Dataset rows about figures:
+++
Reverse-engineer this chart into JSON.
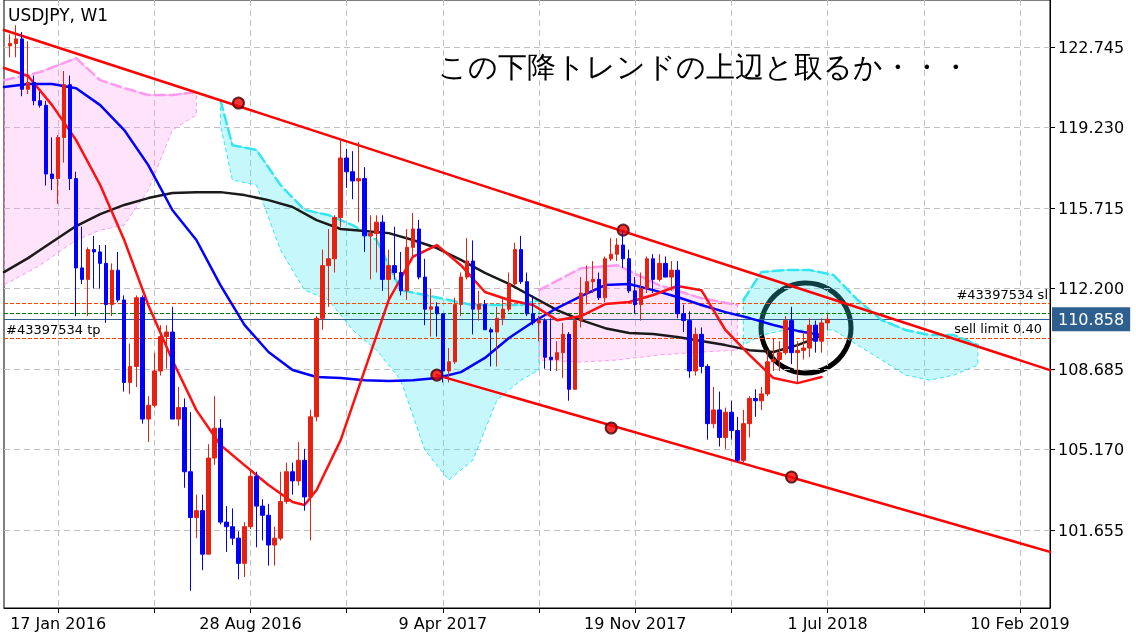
{
  "chart_data": {
    "type": "candlestick",
    "title": "USDJPY, W1",
    "annotations": [
      "この下降トレンドの上辺と取るか・・・"
    ],
    "xlim": [
      "2015-11-15",
      "2019-03-17"
    ],
    "xticks": [
      {
        "value": "2016-01-17",
        "label": "17 Jan 2016"
      },
      {
        "value": "2016-05-08",
        "label": null
      },
      {
        "value": "2016-08-28",
        "label": "28 Aug 2016"
      },
      {
        "value": "2016-12-18",
        "label": null
      },
      {
        "value": "2017-04-09",
        "label": "9 Apr 2017"
      },
      {
        "value": "2017-07-30",
        "label": null
      },
      {
        "value": "2017-11-19",
        "label": "19 Nov 2017"
      },
      {
        "value": "2018-03-11",
        "label": null
      },
      {
        "value": "2018-07-01",
        "label": "1 Jul 2018"
      },
      {
        "value": "2018-10-21",
        "label": null
      },
      {
        "value": "2019-02-10",
        "label": "10 Feb 2019"
      }
    ],
    "ylim": [
      98.25,
      124.8
    ],
    "yticks": [
      {
        "value": 101.655,
        "label": "101.655"
      },
      {
        "value": 105.17,
        "label": "105.170"
      },
      {
        "value": 108.685,
        "label": "108.685"
      },
      {
        "value": 112.2,
        "label": "112.200"
      },
      {
        "value": 115.715,
        "label": "115.715"
      },
      {
        "value": 119.23,
        "label": "119.230"
      },
      {
        "value": 122.745,
        "label": "122.745"
      }
    ],
    "grid": true,
    "ref_lines": [
      {
        "axis": "y",
        "value": 111.55,
        "label": "#43397534 sl",
        "color": "#ff4500",
        "line_style": "dashed"
      },
      {
        "axis": "y",
        "value": 111.1,
        "label": "sell limit 0.40",
        "color": "#008000",
        "line_style": "dashed"
      },
      {
        "axis": "y",
        "value": 110.858,
        "label": "110.858",
        "color": "#2f5f8f",
        "line_style": "solid"
      },
      {
        "axis": "y",
        "value": 110.05,
        "label": "#43397534 tp",
        "color": "#ff4500",
        "line_style": "dashed"
      }
    ],
    "series": [
      {
        "type": "line",
        "line_style": "dashed",
        "color": "#ff99ee",
        "x": [
          "2015-11-15",
          "2015-12-27",
          "2016-02-07",
          "2016-03-06",
          "2016-04-03",
          "2016-05-01",
          "2016-05-29",
          "2016-06-26",
          "2016-07-24",
          "2017-07-30",
          "2017-09-17",
          "2017-10-29",
          "2017-12-17",
          "2018-02-04",
          "2018-03-18"
        ],
        "values": [
          121.3,
          121.65,
          122.26,
          121.3,
          120.95,
          120.65,
          120.65,
          120.78,
          null,
          112.13,
          113.09,
          113.22,
          112.35,
          111.78,
          111.48
        ],
        "upper": [
          121.3,
          121.65,
          122.26,
          121.3,
          120.95,
          120.65,
          120.65,
          120.78,
          null,
          112.13,
          113.09,
          113.22,
          112.35,
          111.78,
          111.48
        ],
        "lower": [
          112.35,
          113.22,
          114.32,
          114.75,
          114.97,
          116.5,
          119.12,
          119.78,
          null,
          109.08,
          108.99,
          109.08,
          109.3,
          109.43,
          109.51
        ]
      },
      {
        "type": "line",
        "line_style": "dashed",
        "color": "#33e6f0",
        "x": [
          "2016-07-24",
          "2016-08-07",
          "2016-09-04",
          "2016-10-02",
          "2016-10-30",
          "2016-11-27",
          "2016-12-25",
          "2017-01-22",
          "2017-02-19",
          "2017-03-19",
          "2017-04-16",
          "2017-05-14",
          "2017-06-11",
          "2017-07-09",
          "2017-07-30",
          "2017-12-31",
          "2018-03-25",
          "2018-04-15",
          "2018-05-13",
          "2018-06-10",
          "2018-07-08",
          "2018-08-05",
          "2018-09-02",
          "2018-09-30",
          "2018-10-28",
          "2018-11-25",
          "2018-12-23"
        ],
        "values": [
          120.43,
          118.46,
          118.25,
          116.72,
          115.63,
          115.41,
          114.97,
          114.32,
          112.13,
          111.92,
          111.7,
          111.48,
          111.48,
          111.48,
          111.7,
          null,
          111.7,
          112.92,
          113.01,
          113.01,
          112.79,
          111.7,
          110.82,
          110.39,
          110.17,
          110.17,
          109.73
        ],
        "upper": [
          120.43,
          118.46,
          118.25,
          116.72,
          115.63,
          115.41,
          114.97,
          114.32,
          112.13,
          111.92,
          111.7,
          111.48,
          111.48,
          111.48,
          111.7,
          null,
          111.7,
          112.92,
          113.01,
          113.01,
          112.79,
          111.7,
          110.82,
          110.39,
          110.17,
          110.17,
          109.73
        ],
        "lower": [
          119.34,
          116.94,
          116.72,
          113.88,
          112.13,
          111.7,
          110.39,
          109.51,
          108.2,
          105.15,
          103.84,
          104.71,
          107.33,
          108.2,
          108.64,
          null,
          109.73,
          110.17,
          110.39,
          110.39,
          110.39,
          109.73,
          109.08,
          108.42,
          108.2,
          108.42,
          108.86
        ]
      },
      {
        "type": "line",
        "color": "#1a1a1a",
        "x": [
          "2015-11-15",
          "2015-12-13",
          "2016-01-10",
          "2016-02-07",
          "2016-03-06",
          "2016-04-03",
          "2016-05-01",
          "2016-05-29",
          "2016-06-26",
          "2016-07-24",
          "2016-08-21",
          "2016-09-18",
          "2016-10-16",
          "2016-11-13",
          "2016-12-11",
          "2017-01-08",
          "2017-02-05",
          "2017-03-05",
          "2017-04-02",
          "2017-04-30",
          "2017-05-28",
          "2017-06-25",
          "2017-07-23",
          "2017-08-20",
          "2017-09-17",
          "2017-10-15",
          "2017-11-12",
          "2017-12-10",
          "2018-01-07",
          "2018-02-04",
          "2018-03-04",
          "2018-04-01",
          "2018-04-29",
          "2018-05-27",
          "2018-06-24"
        ],
        "values": [
          112.92,
          113.53,
          114.23,
          114.93,
          115.45,
          115.85,
          116.15,
          116.37,
          116.41,
          116.41,
          116.28,
          116.06,
          115.76,
          115.19,
          114.8,
          114.71,
          114.62,
          114.32,
          113.97,
          113.45,
          112.88,
          112.4,
          111.83,
          111.26,
          110.82,
          110.47,
          110.26,
          110.21,
          110.08,
          109.91,
          109.73,
          109.51,
          109.43,
          109.73,
          110.13
        ]
      },
      {
        "type": "line",
        "color": "#0000ff",
        "x": [
          "2015-11-15",
          "2015-12-13",
          "2016-01-10",
          "2016-02-07",
          "2016-03-06",
          "2016-04-03",
          "2016-05-01",
          "2016-05-29",
          "2016-06-26",
          "2016-07-24",
          "2016-08-21",
          "2016-09-18",
          "2016-10-16",
          "2016-11-13",
          "2016-12-11",
          "2017-01-08",
          "2017-02-05",
          "2017-03-05",
          "2017-04-02",
          "2017-04-30",
          "2017-05-28",
          "2017-06-25",
          "2017-07-23",
          "2017-08-20",
          "2017-09-17",
          "2017-10-15",
          "2017-11-12",
          "2017-12-10",
          "2018-01-07",
          "2018-02-04",
          "2018-03-04",
          "2018-04-01",
          "2018-04-29",
          "2018-05-27",
          "2018-06-24"
        ],
        "values": [
          121.0,
          121.13,
          121.13,
          120.95,
          120.21,
          119.12,
          117.59,
          115.63,
          114.32,
          112.35,
          110.61,
          109.43,
          108.64,
          108.34,
          108.29,
          108.2,
          108.16,
          108.2,
          108.29,
          108.55,
          109.17,
          110.04,
          110.74,
          111.35,
          111.87,
          112.35,
          112.4,
          112.13,
          111.83,
          111.48,
          111.17,
          110.91,
          110.61,
          110.35,
          110.17
        ]
      },
      {
        "type": "line",
        "color": "#ff1010",
        "x": [
          "2015-11-15",
          "2015-12-13",
          "2016-01-10",
          "2016-02-07",
          "2016-03-06",
          "2016-04-03",
          "2016-05-01",
          "2016-05-29",
          "2016-06-26",
          "2016-07-24",
          "2016-08-21",
          "2016-09-18",
          "2016-10-16",
          "2016-10-30",
          "2016-11-13",
          "2016-12-11",
          "2017-01-08",
          "2017-02-05",
          "2017-03-05",
          "2017-04-02",
          "2017-04-30",
          "2017-05-28",
          "2017-06-25",
          "2017-07-23",
          "2017-08-20",
          "2017-09-17",
          "2017-10-15",
          "2017-11-12",
          "2017-12-10",
          "2018-01-07",
          "2018-02-04",
          "2018-03-04",
          "2018-04-01",
          "2018-04-29",
          "2018-05-27",
          "2018-06-24"
        ],
        "values": [
          121.83,
          121.48,
          120.21,
          118.68,
          116.72,
          114.32,
          111.48,
          109.08,
          106.89,
          105.37,
          104.49,
          103.62,
          102.88,
          102.75,
          103.4,
          105.58,
          108.64,
          111.7,
          113.58,
          114.1,
          113.22,
          112.05,
          111.7,
          111.48,
          110.82,
          111.0,
          111.52,
          111.61,
          111.92,
          112.31,
          112.13,
          110.39,
          109.3,
          108.29,
          108.07,
          108.34
        ]
      },
      {
        "type": "line",
        "color": "#ff0000",
        "x": [
          "2015-11-15",
          "2019-03-17"
        ],
        "values": [
          123.49,
          108.64
        ]
      },
      {
        "type": "line",
        "color": "#ff0000",
        "x": [
          "2017-04-02",
          "2019-03-17"
        ],
        "values": [
          108.42,
          100.7
        ]
      },
      {
        "type": "scatter",
        "color": "#ff0000",
        "marker": "circle",
        "x": [
          "2016-08-14",
          "2017-11-05",
          "2017-04-02",
          "2017-10-22",
          "2018-05-20"
        ],
        "values": [
          120.3,
          114.75,
          108.42,
          106.11,
          103.97
        ]
      },
      {
        "type": "candlestick",
        "x": [
          "2015-11-22",
          "2015-11-29",
          "2015-12-06",
          "2015-12-13",
          "2015-12-20",
          "2015-12-27",
          "2016-01-03",
          "2016-01-10",
          "2016-01-17",
          "2016-01-24",
          "2016-01-31",
          "2016-02-07",
          "2016-02-14",
          "2016-02-21",
          "2016-02-28",
          "2016-03-06",
          "2016-03-13",
          "2016-03-20",
          "2016-03-27",
          "2016-04-03",
          "2016-04-10",
          "2016-04-17",
          "2016-04-24",
          "2016-05-01",
          "2016-05-08",
          "2016-05-15",
          "2016-05-22",
          "2016-05-29",
          "2016-06-05",
          "2016-06-12",
          "2016-06-19",
          "2016-06-26",
          "2016-07-03",
          "2016-07-10",
          "2016-07-17",
          "2016-07-24",
          "2016-07-31",
          "2016-08-07",
          "2016-08-14",
          "2016-08-21",
          "2016-08-28",
          "2016-09-04",
          "2016-09-11",
          "2016-09-18",
          "2016-09-25",
          "2016-10-02",
          "2016-10-09",
          "2016-10-16",
          "2016-10-23",
          "2016-10-30",
          "2016-11-06",
          "2016-11-13",
          "2016-11-20",
          "2016-11-27",
          "2016-12-04",
          "2016-12-11",
          "2016-12-18",
          "2016-12-25",
          "2017-01-01",
          "2017-01-08",
          "2017-01-15",
          "2017-01-22",
          "2017-01-29",
          "2017-02-05",
          "2017-02-12",
          "2017-02-19",
          "2017-02-26",
          "2017-03-05",
          "2017-03-12",
          "2017-03-19",
          "2017-03-26",
          "2017-04-02",
          "2017-04-09",
          "2017-04-16",
          "2017-04-23",
          "2017-04-30",
          "2017-05-07",
          "2017-05-14",
          "2017-05-21",
          "2017-05-28",
          "2017-06-04",
          "2017-06-11",
          "2017-06-18",
          "2017-06-25",
          "2017-07-02",
          "2017-07-09",
          "2017-07-16",
          "2017-07-23",
          "2017-07-30",
          "2017-08-06",
          "2017-08-13",
          "2017-08-20",
          "2017-08-27",
          "2017-09-03",
          "2017-09-10",
          "2017-09-17",
          "2017-09-24",
          "2017-10-01",
          "2017-10-08",
          "2017-10-15",
          "2017-10-22",
          "2017-10-29",
          "2017-11-05",
          "2017-11-12",
          "2017-11-19",
          "2017-11-26",
          "2017-12-03",
          "2017-12-10",
          "2017-12-17",
          "2017-12-24",
          "2017-12-31",
          "2018-01-07",
          "2018-01-14",
          "2018-01-21",
          "2018-01-28",
          "2018-02-04",
          "2018-02-11",
          "2018-02-18",
          "2018-02-25",
          "2018-03-04",
          "2018-03-11",
          "2018-03-18",
          "2018-03-25",
          "2018-04-01",
          "2018-04-08",
          "2018-04-15",
          "2018-04-22",
          "2018-04-29",
          "2018-05-06",
          "2018-05-13",
          "2018-05-20",
          "2018-05-27",
          "2018-06-03",
          "2018-06-10",
          "2018-06-17",
          "2018-06-24",
          "2018-07-01"
        ],
        "ohlc": [
          [
            122.8,
            123.3,
            122.3,
            122.9
          ],
          [
            122.9,
            123.7,
            122.3,
            123.1
          ],
          [
            123.1,
            123.4,
            120.6,
            120.9
          ],
          [
            120.9,
            123.0,
            120.7,
            121.2
          ],
          [
            121.2,
            121.5,
            120.2,
            120.4
          ],
          [
            120.4,
            120.8,
            120.1,
            120.2
          ],
          [
            120.2,
            120.4,
            116.7,
            117.2
          ],
          [
            117.2,
            118.8,
            116.5,
            117.0
          ],
          [
            117.0,
            118.9,
            115.9,
            118.8
          ],
          [
            118.8,
            121.7,
            117.7,
            121.1
          ],
          [
            121.1,
            121.5,
            116.5,
            117.0
          ],
          [
            117.0,
            117.3,
            110.99,
            113.1
          ],
          [
            113.1,
            114.9,
            112.4,
            112.6
          ],
          [
            112.6,
            114.0,
            111.0,
            113.9
          ],
          [
            113.9,
            114.5,
            112.2,
            113.8
          ],
          [
            113.8,
            114.1,
            112.2,
            113.3
          ],
          [
            113.3,
            114.1,
            110.7,
            111.5
          ],
          [
            111.5,
            113.3,
            111.0,
            113.0
          ],
          [
            113.0,
            113.8,
            111.6,
            111.7
          ],
          [
            111.7,
            111.9,
            107.7,
            108.1
          ],
          [
            108.1,
            109.8,
            107.6,
            108.8
          ],
          [
            108.8,
            111.9,
            107.9,
            111.8
          ],
          [
            111.8,
            111.9,
            106.3,
            106.5
          ],
          [
            106.5,
            107.5,
            105.5,
            107.1
          ],
          [
            107.1,
            109.4,
            107.0,
            108.6
          ],
          [
            108.6,
            110.6,
            108.4,
            110.1
          ],
          [
            110.1,
            110.6,
            108.7,
            110.3
          ],
          [
            110.3,
            111.4,
            106.5,
            106.5
          ],
          [
            106.5,
            107.9,
            106.2,
            107.0
          ],
          [
            107.0,
            107.4,
            103.5,
            104.2
          ],
          [
            104.2,
            106.8,
            99.0,
            102.2
          ],
          [
            102.2,
            103.2,
            101.3,
            102.5
          ],
          [
            102.5,
            103.2,
            99.9,
            100.6
          ],
          [
            100.6,
            105.4,
            100.6,
            104.8
          ],
          [
            104.8,
            107.5,
            104.5,
            106.1
          ],
          [
            106.1,
            106.5,
            101.9,
            102.0
          ],
          [
            102.0,
            102.7,
            100.7,
            101.8
          ],
          [
            101.8,
            102.6,
            101.0,
            101.3
          ],
          [
            101.3,
            101.6,
            99.5,
            100.2
          ],
          [
            100.2,
            102.0,
            99.6,
            101.8
          ],
          [
            101.8,
            104.3,
            101.7,
            104.0
          ],
          [
            104.0,
            104.2,
            100.9,
            102.7
          ],
          [
            102.7,
            103.0,
            101.2,
            102.3
          ],
          [
            102.3,
            102.8,
            100.1,
            101.0
          ],
          [
            101.0,
            101.8,
            100.1,
            101.3
          ],
          [
            101.3,
            104.2,
            101.2,
            102.9
          ],
          [
            102.9,
            104.6,
            102.8,
            104.2
          ],
          [
            104.2,
            104.6,
            103.2,
            103.8
          ],
          [
            103.8,
            105.5,
            103.6,
            104.7
          ],
          [
            104.7,
            105.2,
            102.5,
            103.1
          ],
          [
            103.1,
            106.9,
            101.2,
            106.6
          ],
          [
            106.6,
            111.0,
            106.4,
            110.9
          ],
          [
            110.9,
            113.9,
            110.4,
            113.2
          ],
          [
            113.2,
            114.8,
            111.4,
            113.5
          ],
          [
            113.5,
            115.4,
            112.9,
            115.3
          ],
          [
            115.3,
            118.7,
            114.9,
            117.9
          ],
          [
            117.9,
            118.3,
            116.6,
            117.3
          ],
          [
            117.3,
            118.2,
            116.1,
            116.9
          ],
          [
            116.9,
            118.6,
            115.1,
            117.0
          ],
          [
            117.0,
            117.5,
            113.8,
            114.5
          ],
          [
            114.5,
            115.4,
            112.6,
            114.6
          ],
          [
            114.6,
            115.4,
            112.9,
            115.1
          ],
          [
            115.1,
            115.4,
            112.1,
            112.6
          ],
          [
            112.6,
            113.9,
            111.6,
            113.2
          ],
          [
            113.2,
            114.9,
            112.6,
            112.9
          ],
          [
            112.9,
            113.8,
            111.9,
            112.1
          ],
          [
            112.1,
            114.8,
            111.7,
            114.0
          ],
          [
            114.0,
            115.5,
            113.5,
            114.8
          ],
          [
            114.8,
            115.2,
            112.6,
            112.7
          ],
          [
            112.7,
            113.5,
            110.6,
            111.3
          ],
          [
            111.3,
            112.2,
            110.1,
            111.4
          ],
          [
            111.4,
            111.6,
            110.1,
            111.1
          ],
          [
            111.1,
            111.1,
            108.1,
            108.6
          ],
          [
            108.6,
            109.6,
            108.1,
            109.0
          ],
          [
            109.0,
            111.8,
            108.9,
            111.5
          ],
          [
            111.5,
            112.9,
            111.0,
            112.7
          ],
          [
            112.7,
            114.4,
            112.6,
            113.4
          ],
          [
            113.4,
            114.3,
            110.2,
            111.3
          ],
          [
            111.3,
            112.1,
            110.8,
            111.5
          ],
          [
            111.5,
            111.7,
            110.4,
            110.4
          ],
          [
            110.4,
            110.5,
            108.8,
            110.3
          ],
          [
            110.3,
            111.4,
            108.8,
            110.9
          ],
          [
            110.9,
            111.8,
            110.6,
            111.3
          ],
          [
            111.3,
            112.9,
            111.2,
            112.4
          ],
          [
            112.4,
            114.2,
            112.3,
            113.9
          ],
          [
            113.9,
            114.5,
            112.4,
            112.5
          ],
          [
            112.5,
            112.9,
            111.0,
            111.1
          ],
          [
            111.1,
            111.9,
            110.6,
            110.7
          ],
          [
            110.7,
            111.0,
            109.9,
            110.8
          ],
          [
            110.8,
            110.9,
            108.7,
            109.2
          ],
          [
            109.2,
            110.9,
            108.6,
            109.1
          ],
          [
            109.1,
            109.9,
            108.6,
            109.4
          ],
          [
            109.4,
            110.7,
            108.3,
            110.2
          ],
          [
            110.2,
            110.3,
            107.3,
            107.8
          ],
          [
            107.8,
            111.0,
            107.8,
            110.8
          ],
          [
            110.8,
            112.7,
            110.5,
            112.0
          ],
          [
            112.0,
            113.2,
            111.5,
            112.5
          ],
          [
            112.5,
            113.4,
            112.0,
            112.6
          ],
          [
            112.6,
            112.9,
            111.7,
            111.8
          ],
          [
            111.8,
            113.6,
            111.6,
            113.5
          ],
          [
            113.5,
            114.4,
            113.4,
            113.7
          ],
          [
            113.7,
            114.4,
            113.4,
            114.1
          ],
          [
            114.1,
            114.7,
            113.1,
            113.5
          ],
          [
            113.5,
            113.9,
            112.0,
            112.1
          ],
          [
            112.1,
            112.7,
            111.1,
            111.5
          ],
          [
            111.5,
            112.9,
            110.8,
            112.2
          ],
          [
            112.2,
            113.6,
            112.0,
            113.5
          ],
          [
            113.5,
            113.7,
            112.0,
            112.6
          ],
          [
            112.6,
            113.7,
            112.5,
            113.3
          ],
          [
            113.3,
            113.6,
            112.7,
            112.7
          ],
          [
            112.7,
            113.4,
            112.1,
            113.0
          ],
          [
            113.0,
            113.4,
            110.9,
            111.1
          ],
          [
            111.1,
            111.5,
            110.3,
            110.8
          ],
          [
            110.8,
            111.2,
            108.3,
            108.6
          ],
          [
            108.6,
            110.5,
            108.4,
            110.2
          ],
          [
            110.2,
            110.5,
            108.5,
            108.8
          ],
          [
            108.8,
            108.9,
            105.6,
            106.3
          ],
          [
            106.3,
            107.9,
            106.1,
            106.9
          ],
          [
            106.9,
            107.7,
            105.3,
            105.7
          ],
          [
            105.7,
            107.0,
            105.2,
            106.8
          ],
          [
            106.8,
            107.3,
            105.6,
            106.0
          ],
          [
            106.0,
            106.6,
            104.6,
            104.7
          ],
          [
            104.7,
            106.9,
            104.6,
            106.3
          ],
          [
            106.3,
            107.5,
            105.7,
            107.4
          ],
          [
            107.4,
            107.8,
            106.6,
            107.3
          ],
          [
            107.3,
            107.9,
            106.9,
            107.6
          ],
          [
            107.6,
            109.5,
            107.5,
            109.0
          ],
          [
            109.0,
            110.0,
            108.6,
            109.1
          ],
          [
            109.1,
            109.9,
            108.6,
            109.4
          ],
          [
            109.4,
            111.0,
            109.3,
            110.8
          ],
          [
            110.8,
            111.4,
            108.9,
            109.4
          ],
          [
            109.4,
            109.9,
            108.1,
            109.5
          ],
          [
            109.5,
            110.3,
            109.1,
            109.6
          ],
          [
            109.6,
            110.9,
            109.2,
            110.6
          ],
          [
            110.6,
            110.8,
            109.4,
            109.9
          ],
          [
            109.9,
            110.9,
            109.4,
            110.7
          ],
          [
            110.7,
            111.1,
            110.4,
            110.858
          ]
        ],
        "colors": [
          "#e8200f",
          "#e8200f",
          "#0000ff",
          "#e8200f",
          "#0000ff",
          "#0000ff",
          "#0000ff",
          "#0000ff",
          "#e8200f",
          "#e8200f",
          "#0000ff",
          "#0000ff",
          "#0000ff",
          "#e8200f",
          "#0000ff",
          "#0000ff",
          "#0000ff",
          "#e8200f",
          "#0000ff",
          "#0000ff",
          "#e8200f",
          "#e8200f",
          "#0000ff",
          "#e8200f",
          "#e8200f",
          "#e8200f",
          "#e8200f",
          "#0000ff",
          "#e8200f",
          "#0000ff",
          "#0000ff",
          "#e8200f",
          "#0000ff",
          "#e8200f",
          "#e8200f",
          "#0000ff",
          "#0000ff",
          "#0000ff",
          "#0000ff",
          "#e8200f",
          "#e8200f",
          "#0000ff",
          "#0000ff",
          "#0000ff",
          "#e8200f",
          "#e8200f",
          "#e8200f",
          "#0000ff",
          "#e8200f",
          "#0000ff",
          "#e8200f",
          "#e8200f",
          "#e8200f",
          "#e8200f",
          "#e8200f",
          "#e8200f",
          "#0000ff",
          "#0000ff",
          "#e8200f",
          "#0000ff",
          "#e8200f",
          "#e8200f",
          "#0000ff",
          "#e8200f",
          "#0000ff",
          "#0000ff",
          "#e8200f",
          "#e8200f",
          "#0000ff",
          "#0000ff",
          "#e8200f",
          "#0000ff",
          "#0000ff",
          "#e8200f",
          "#e8200f",
          "#e8200f",
          "#e8200f",
          "#0000ff",
          "#e8200f",
          "#0000ff",
          "#0000ff",
          "#e8200f",
          "#e8200f",
          "#e8200f",
          "#e8200f",
          "#0000ff",
          "#0000ff",
          "#0000ff",
          "#e8200f",
          "#0000ff",
          "#0000ff",
          "#e8200f",
          "#e8200f",
          "#0000ff",
          "#e8200f",
          "#e8200f",
          "#e8200f",
          "#e8200f",
          "#0000ff",
          "#e8200f",
          "#e8200f",
          "#e8200f",
          "#0000ff",
          "#0000ff",
          "#0000ff",
          "#e8200f",
          "#e8200f",
          "#0000ff",
          "#e8200f",
          "#0000ff",
          "#e8200f",
          "#0000ff",
          "#0000ff",
          "#0000ff",
          "#e8200f",
          "#0000ff",
          "#0000ff",
          "#e8200f",
          "#0000ff",
          "#e8200f",
          "#0000ff",
          "#0000ff",
          "#e8200f",
          "#e8200f",
          "#0000ff",
          "#e8200f",
          "#e8200f",
          "#e8200f",
          "#e8200f",
          "#e8200f",
          "#0000ff",
          "#e8200f",
          "#e8200f",
          "#e8200f",
          "#0000ff",
          "#e8200f",
          "#e8200f"
        ]
      }
    ]
  }
}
+++
• Problem details
Write out every line of the entries that holds the word "candlestick".

• Task output
    "type": "candlestick",
        "type": "candlestick",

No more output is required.